Give the material again in full, matching it exactly.
------------------------------
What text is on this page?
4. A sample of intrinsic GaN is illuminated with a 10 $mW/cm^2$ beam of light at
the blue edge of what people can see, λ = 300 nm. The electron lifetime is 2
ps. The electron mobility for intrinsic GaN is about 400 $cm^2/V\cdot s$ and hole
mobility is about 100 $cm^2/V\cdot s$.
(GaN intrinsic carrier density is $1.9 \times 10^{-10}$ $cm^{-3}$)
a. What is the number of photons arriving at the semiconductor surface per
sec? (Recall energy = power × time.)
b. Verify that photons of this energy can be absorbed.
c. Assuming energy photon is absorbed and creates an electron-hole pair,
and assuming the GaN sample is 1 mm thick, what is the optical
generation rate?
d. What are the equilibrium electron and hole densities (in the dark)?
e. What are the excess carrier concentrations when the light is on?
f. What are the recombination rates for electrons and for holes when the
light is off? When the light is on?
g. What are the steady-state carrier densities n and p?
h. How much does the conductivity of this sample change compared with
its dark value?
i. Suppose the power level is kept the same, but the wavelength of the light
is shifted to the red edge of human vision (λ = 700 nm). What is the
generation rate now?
------------------------------
- **Reply to the task**
What text is on this page?
4. A sample of intrinsic GaN is illuminated with a 10 $mW/cm^2$ beam of light at
the blue edge of what people can see, λ = 300 nm. The electron lifetime is 2
ps. The electron mobility for intrinsic GaN is about 400 $cm^2/V\cdot s$ and hole
mobility is about 100 $cm^2/V\cdot s$.
(GaN intrinsic carrier density is $1.9 \times 10^{-10}$ $cm^{-3}$)
a. What is the number of photons arriving at the semiconductor surface per
sec? (Recall energy = power × time.)
b. Verify that photons of this energy can be absorbed.
c. Assuming energy photon is absorbed and creates an electron-hole pair,
and assuming the GaN sample is 1 mm thick, what is the optical
generation rate?
d. What are the equilibrium electron and hole densities (in the dark)?
e. What are the excess carrier concentrations when the light is on?
f. What are the recombination rates for electrons and for holes when the
light is off? When the light is on?
g. What are the steady-state carrier densities n and p?
h. How much does the conductivity of this sample change compared with
its dark value?
i. Suppose the power level is kept the same, but the wavelength of the light
is shifted to the red edge of human vision (λ = 700 nm). What is the
generation rate now?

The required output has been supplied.